EXERCISE AIM =
Every record should be written out exactly, please.

[Stored data]
####################
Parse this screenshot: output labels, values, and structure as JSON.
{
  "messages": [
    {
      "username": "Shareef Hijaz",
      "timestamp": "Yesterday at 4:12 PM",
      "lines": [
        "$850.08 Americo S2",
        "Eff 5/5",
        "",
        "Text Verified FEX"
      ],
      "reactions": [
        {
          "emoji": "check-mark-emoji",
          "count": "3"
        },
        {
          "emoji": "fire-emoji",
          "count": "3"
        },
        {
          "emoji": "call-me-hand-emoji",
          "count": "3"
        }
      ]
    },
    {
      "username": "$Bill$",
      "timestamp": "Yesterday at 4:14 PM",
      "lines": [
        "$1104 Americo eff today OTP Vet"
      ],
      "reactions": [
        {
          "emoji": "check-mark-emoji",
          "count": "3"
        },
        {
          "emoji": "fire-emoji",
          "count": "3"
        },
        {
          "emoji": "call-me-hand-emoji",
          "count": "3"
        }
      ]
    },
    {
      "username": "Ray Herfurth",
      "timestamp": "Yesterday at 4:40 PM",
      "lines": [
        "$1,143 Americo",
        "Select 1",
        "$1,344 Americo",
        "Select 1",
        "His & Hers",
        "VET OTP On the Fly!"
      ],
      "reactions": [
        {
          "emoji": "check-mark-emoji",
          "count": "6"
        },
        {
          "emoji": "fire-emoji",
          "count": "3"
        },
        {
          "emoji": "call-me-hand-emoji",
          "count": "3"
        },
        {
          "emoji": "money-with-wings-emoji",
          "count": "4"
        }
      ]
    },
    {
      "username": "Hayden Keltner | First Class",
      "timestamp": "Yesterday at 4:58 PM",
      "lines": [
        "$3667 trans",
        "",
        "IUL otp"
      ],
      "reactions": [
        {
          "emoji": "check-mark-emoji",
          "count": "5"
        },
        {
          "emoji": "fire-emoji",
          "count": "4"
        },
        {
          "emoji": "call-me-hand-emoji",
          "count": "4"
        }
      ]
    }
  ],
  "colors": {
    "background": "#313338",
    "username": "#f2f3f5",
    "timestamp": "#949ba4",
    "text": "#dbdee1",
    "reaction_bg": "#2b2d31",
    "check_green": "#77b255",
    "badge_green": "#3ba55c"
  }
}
####################
TASK RESULT =
Parse this screenshot: output labels, values, and structure as JSON.
{
  "messages": [
    {
      "username": "Shareef Hijaz",
      "timestamp": "Yesterday at 4:12 PM",
      "lines": [
        "$850.08 Americo S2",
        "Eff 5/5",
        "",
        "Text Verified FEX"
      ],
      "reactions": [
        {
          "emoji": "check-mark-emoji",
          "count": "3"
        },
        {
          "emoji": "fire-emoji",
          "count": "3"
        },
        {
          "emoji": "call-me-hand-emoji",
          "count": "3"
        }
      ]
    },
    {
      "username": "$Bill$",
      "timestamp": "Yesterday at 4:14 PM",
      "lines": [
        "$1104 Americo eff today OTP Vet"
      ],
      "reactions": [
        {
          "emoji": "check-mark-emoji",
          "count": "3"
        },
        {
          "emoji": "fire-emoji",
          "count": "3"
        },
        {
          "emoji": "call-me-hand-emoji",
          "count": "3"
        }
      ]
    },
    {
      "username": "Ray Herfurth",
      "timestamp": "Yesterday at 4:40 PM",
      "lines": [
        "$1,143 Americo",
        "Select 1",
        "$1,344 Americo",
        "Select 1",
        "His & Hers",
        "VET OTP On the Fly!"
      ],
      "reactions": [
        {
          "emoji": "check-mark-emoji",
          "count": "6"
        },
        {
          "emoji": "fire-emoji",
          "count": "3"
        },
        {
          "emoji": "call-me-hand-emoji",
          "count": "3"
        },
        {
          "emoji": "money-with-wings-emoji",
          "count": "4"
        }
      ]
    },
    {
      "username": "Hayden Keltner | First Class",
      "timestamp": "Yesterday at 4:58 PM",
      "lines": [
        "$3667 trans",
        "",
        "IUL otp"
      ],
      "reactions": [
        {
          "emoji": "check-mark-emoji",
          "count": "5"
        },
        {
          "emoji": "fire-emoji",
          "count": "4"
        },
        {
          "emoji": "call-me-hand-emoji",
          "count": "4"
        }
      ]
    }
  ],
  "colors": {
    "background": "#313338",
    "username": "#f2f3f5",
    "timestamp": "#949ba4",
    "text": "#dbdee1",
    "reaction_bg": "#2b2d31",
    "check_green": "#77b255",
    "badge_green": "#3ba55c"
  }
}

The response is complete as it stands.